--- Start of MATERIAL PROVIDED ---

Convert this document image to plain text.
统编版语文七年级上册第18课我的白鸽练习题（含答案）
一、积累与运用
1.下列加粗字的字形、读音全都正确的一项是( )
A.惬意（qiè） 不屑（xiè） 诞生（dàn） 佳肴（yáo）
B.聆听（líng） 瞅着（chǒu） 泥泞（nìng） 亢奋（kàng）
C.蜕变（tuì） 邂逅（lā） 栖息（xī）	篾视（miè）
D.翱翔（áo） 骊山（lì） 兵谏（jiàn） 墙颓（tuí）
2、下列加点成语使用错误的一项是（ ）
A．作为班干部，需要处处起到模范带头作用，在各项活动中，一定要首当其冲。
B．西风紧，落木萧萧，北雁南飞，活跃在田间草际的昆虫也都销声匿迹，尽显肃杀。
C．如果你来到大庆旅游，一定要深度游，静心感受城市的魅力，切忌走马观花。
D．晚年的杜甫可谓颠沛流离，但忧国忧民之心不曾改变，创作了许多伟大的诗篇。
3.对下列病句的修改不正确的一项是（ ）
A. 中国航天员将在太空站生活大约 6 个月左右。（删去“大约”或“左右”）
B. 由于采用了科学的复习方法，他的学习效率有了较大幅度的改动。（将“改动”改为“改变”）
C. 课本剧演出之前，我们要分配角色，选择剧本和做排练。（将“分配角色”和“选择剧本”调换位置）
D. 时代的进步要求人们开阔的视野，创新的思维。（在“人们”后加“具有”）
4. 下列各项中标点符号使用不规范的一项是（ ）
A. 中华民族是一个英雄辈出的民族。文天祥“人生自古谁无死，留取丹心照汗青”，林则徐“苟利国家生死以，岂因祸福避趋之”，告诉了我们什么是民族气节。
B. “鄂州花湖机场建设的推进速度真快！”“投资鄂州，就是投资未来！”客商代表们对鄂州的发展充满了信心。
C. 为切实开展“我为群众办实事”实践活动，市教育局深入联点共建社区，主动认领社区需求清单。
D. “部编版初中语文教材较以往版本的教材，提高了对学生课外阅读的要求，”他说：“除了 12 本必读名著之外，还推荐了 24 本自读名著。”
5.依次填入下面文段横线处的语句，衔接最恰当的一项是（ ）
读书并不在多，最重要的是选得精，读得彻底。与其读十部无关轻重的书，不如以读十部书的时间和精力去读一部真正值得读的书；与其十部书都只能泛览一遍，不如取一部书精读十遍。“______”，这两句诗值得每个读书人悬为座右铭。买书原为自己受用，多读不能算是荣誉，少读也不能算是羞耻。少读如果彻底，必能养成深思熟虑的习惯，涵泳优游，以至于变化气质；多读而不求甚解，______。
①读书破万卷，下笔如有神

--- End of MATERIAL PROVIDED ---

EXERCISE:
Give back each line above precisely as it stands.

RESULT OF THE TASK:
Convert this document image to plain text.
统编版语文七年级上册第18课我的白鸽练习题（含答案）
一、积累与运用
1.下列加粗字的字形、读音全都正确的一项是( )
A.惬意（qiè） 不屑（xiè） 诞生（dàn） 佳肴（yáo）
B.聆听（líng） 瞅着（chǒu） 泥泞（nìng） 亢奋（kàng）
C.蜕变（tuì） 邂逅（lā） 栖息（xī）	篾视（miè）
D.翱翔（áo） 骊山（lì） 兵谏（jiàn） 墙颓（tuí）
2、下列加点成语使用错误的一项是（ ）
A．作为班干部，需要处处起到模范带头作用，在各项活动中，一定要首当其冲。
B．西风紧，落木萧萧，北雁南飞，活跃在田间草际的昆虫也都销声匿迹，尽显肃杀。
C．如果你来到大庆旅游，一定要深度游，静心感受城市的魅力，切忌走马观花。
D．晚年的杜甫可谓颠沛流离，但忧国忧民之心不曾改变，创作了许多伟大的诗篇。
3.对下列病句的修改不正确的一项是（ ）
A. 中国航天员将在太空站生活大约 6 个月左右。（删去“大约”或“左右”）
B. 由于采用了科学的复习方法，他的学习效率有了较大幅度的改动。（将“改动”改为“改变”）
C. 课本剧演出之前，我们要分配角色，选择剧本和做排练。（将“分配角色”和“选择剧本”调换位置）
D. 时代的进步要求人们开阔的视野，创新的思维。（在“人们”后加“具有”）
4. 下列各项中标点符号使用不规范的一项是（ ）
A. 中华民族是一个英雄辈出的民族。文天祥“人生自古谁无死，留取丹心照汗青”，林则徐“苟利国家生死以，岂因祸福避趋之”，告诉了我们什么是民族气节。
B. “鄂州花湖机场建设的推进速度真快！”“投资鄂州，就是投资未来！”客商代表们对鄂州的发展充满了信心。
C. 为切实开展“我为群众办实事”实践活动，市教育局深入联点共建社区，主动认领社区需求清单。
D. “部编版初中语文教材较以往版本的教材，提高了对学生课外阅读的要求，”他说：“除了 12 本必读名著之外，还推荐了 24 本自读名著。”
5.依次填入下面文段横线处的语句，衔接最恰当的一项是（ ）
读书并不在多，最重要的是选得精，读得彻底。与其读十部无关轻重的书，不如以读十部书的时间和精力去读一部真正值得读的书；与其十部书都只能泛览一遍，不如取一部书精读十遍。“______”，这两句诗值得每个读书人悬为座右铭。买书原为自己受用，多读不能算是荣誉，少读也不能算是羞耻。少读如果彻底，必能养成深思熟虑的习惯，涵泳优游，以至于变化气质；多读而不求甚解，______。
①读书破万卷，下笔如有神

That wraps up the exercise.